Task brief: Pull out from the material below all lines with "n第一止盈".

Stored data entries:
- - - - -

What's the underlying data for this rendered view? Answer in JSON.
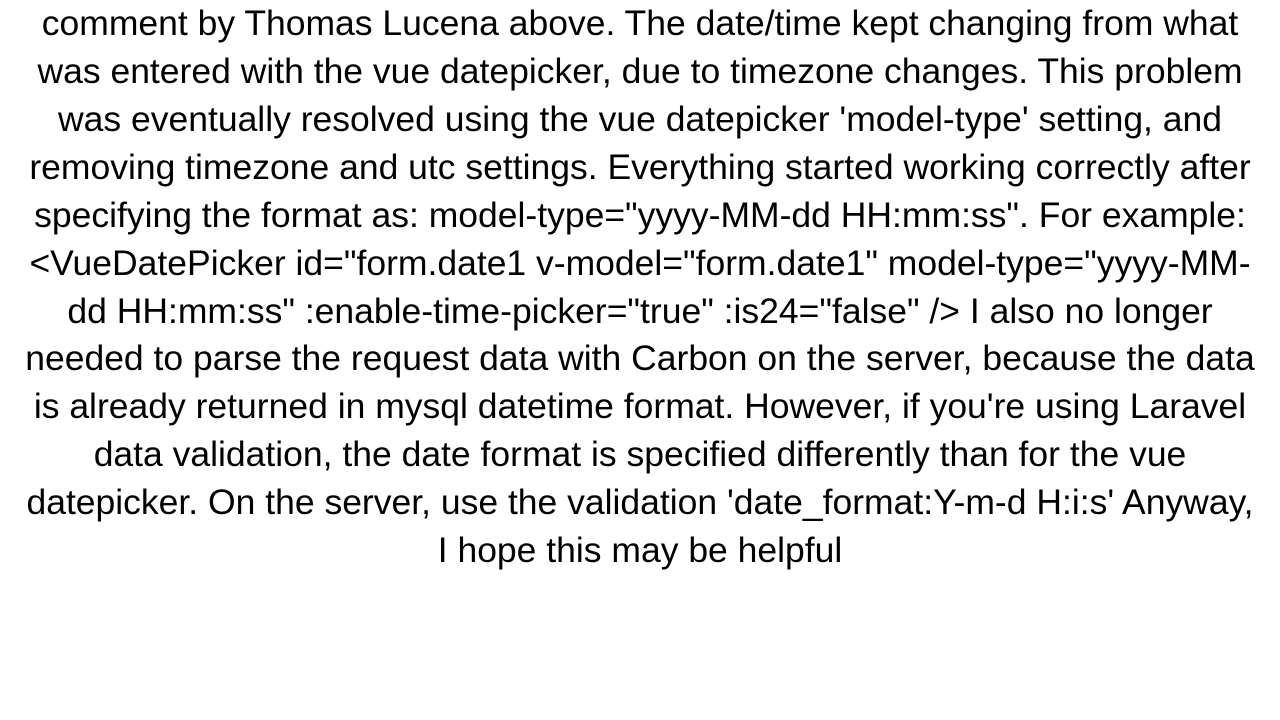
{
  "comment": {
    "body": "comment by Thomas Lucena above.  The date/time kept changing from what was entered with the vue datepicker, due to timezone changes. This problem was eventually resolved using the vue datepicker 'model-type' setting, and removing timezone and utc settings.  Everything started working correctly after specifying the format as: model-type=\"yyyy-MM-dd HH:mm:ss\".  For example: <VueDatePicker id=\"form.date1 v-model=\"form.date1\" model-type=\"yyyy-MM-dd HH:mm:ss\" :enable-time-picker=\"true\" :is24=\"false\" />  I also no longer needed to parse the request data with Carbon on the server, because the data is already returned in mysql datetime format. However, if you're using Laravel data validation, the date format is specified differently than for the vue datepicker.  On the server, use the validation 'date_format:Y-m-d H:i:s' Anyway, I hope this may be helpful"
  }
}
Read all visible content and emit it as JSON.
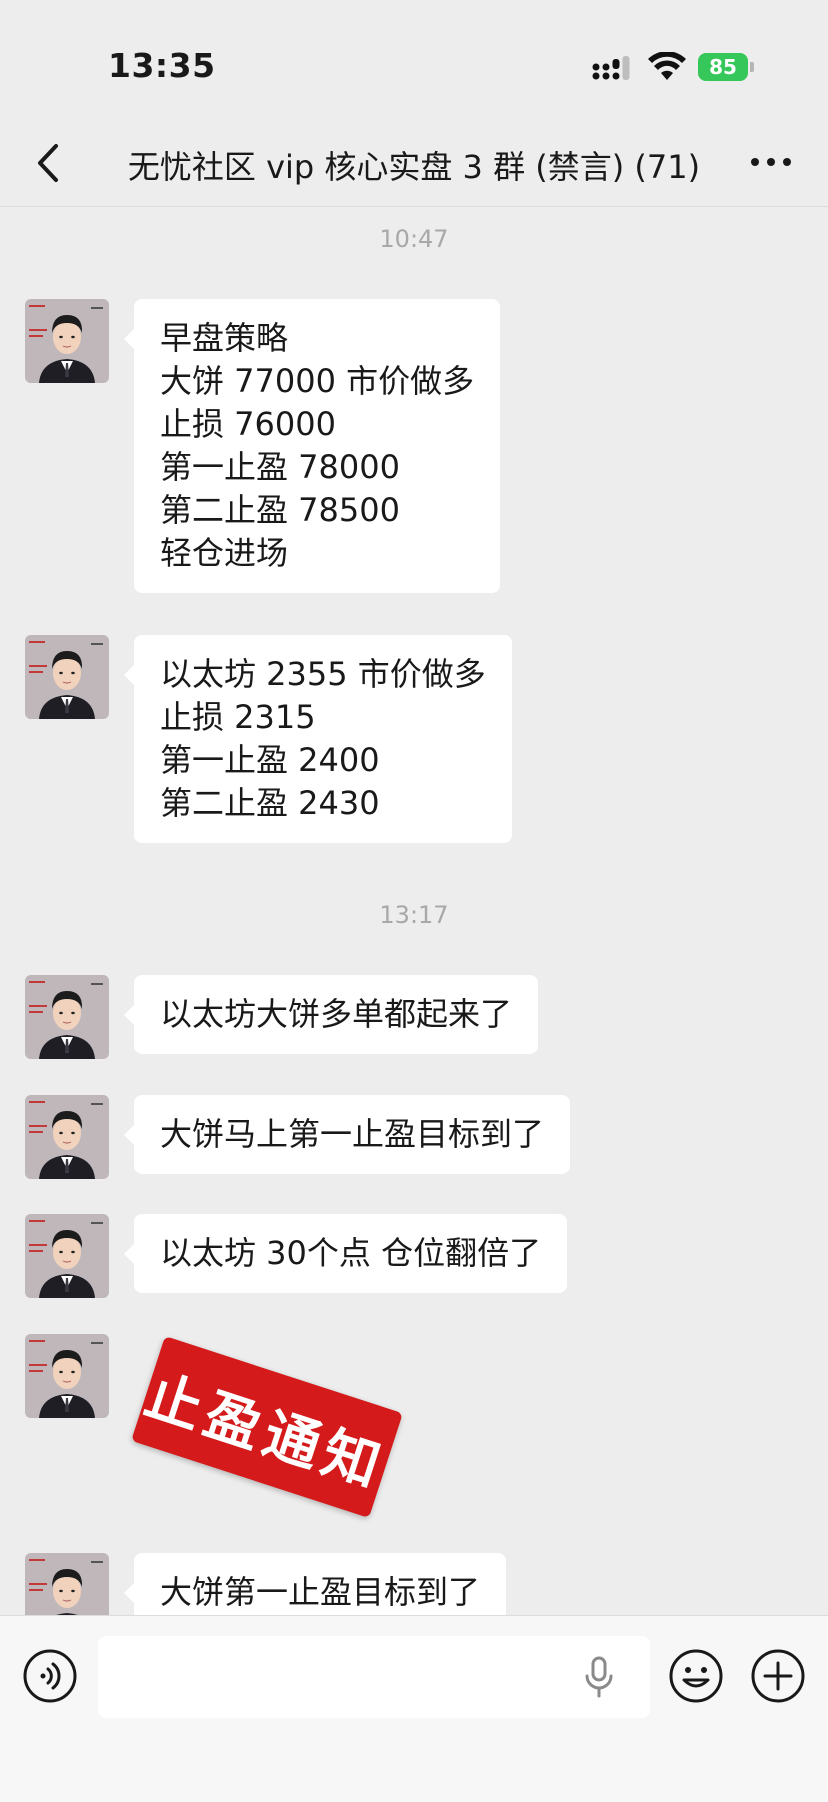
{
  "status_bar": {
    "time": "13:35",
    "battery": "85"
  },
  "header": {
    "title": "无忧社区 vip 核心实盘 3 群 (禁言) (71)"
  },
  "timestamps": [
    "10:47",
    "13:17"
  ],
  "messages": [
    {
      "text": "早盘策略\n大饼 77000 市价做多\n止损 76000\n第一止盈 78000\n第二止盈 78500\n轻仓进场"
    },
    {
      "text": "以太坊 2355 市价做多\n止损 2315\n第一止盈 2400\n第二止盈 2430"
    },
    {
      "text": "以太坊大饼多单都起来了"
    },
    {
      "text": "大饼马上第一止盈目标到了"
    },
    {
      "text": "以太坊 30个点 仓位翻倍了"
    },
    {
      "text": "大饼第一止盈目标到了"
    }
  ],
  "sticker": {
    "text": "止盈通知",
    "color": "#d41a1a"
  },
  "input": {
    "placeholder": ""
  },
  "colors": {
    "background": "#ededed",
    "bubble": "#ffffff",
    "battery": "#35c759"
  }
}
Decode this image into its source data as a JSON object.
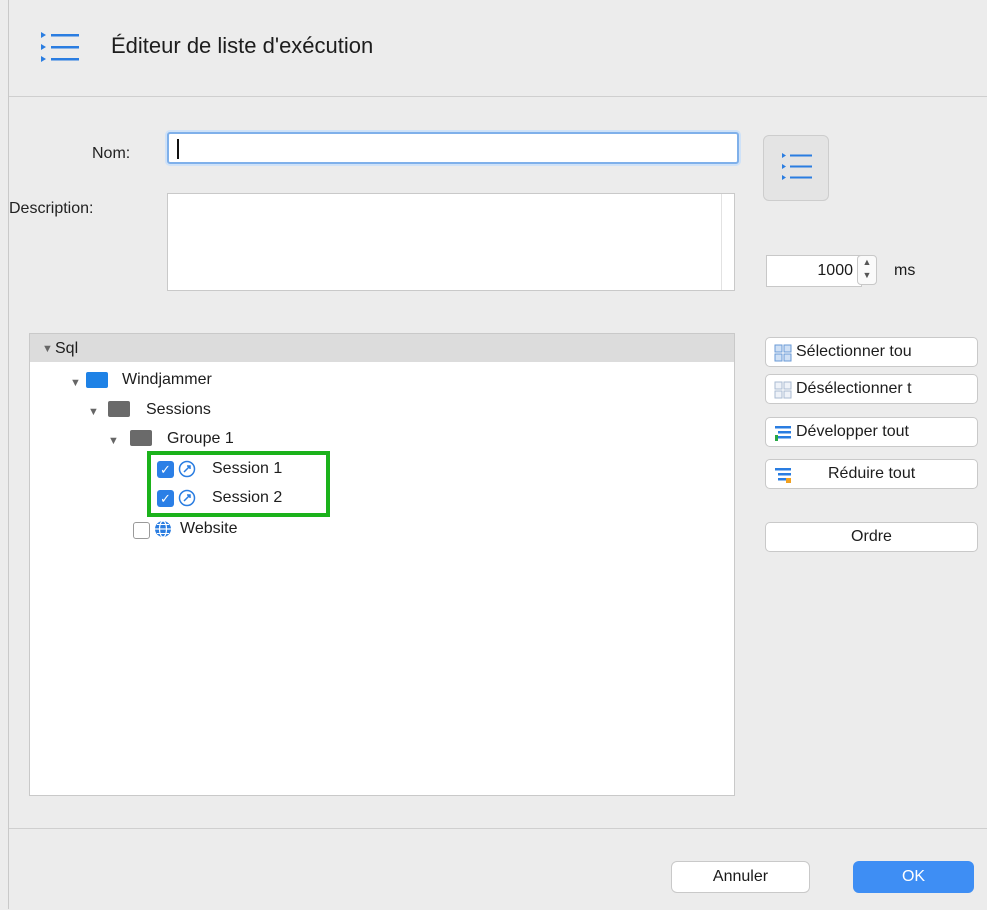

- - - - -

Written reply:
      "text": "早盘策略\n大饼 77000 市价做多\n止损 76000\n第一止盈 78000\n第二止盈 78500\n轻仓进场"
      "text": "以太坊 2355 市价做多\n止损 2315\n第一止盈 2400\n第二止盈 2430"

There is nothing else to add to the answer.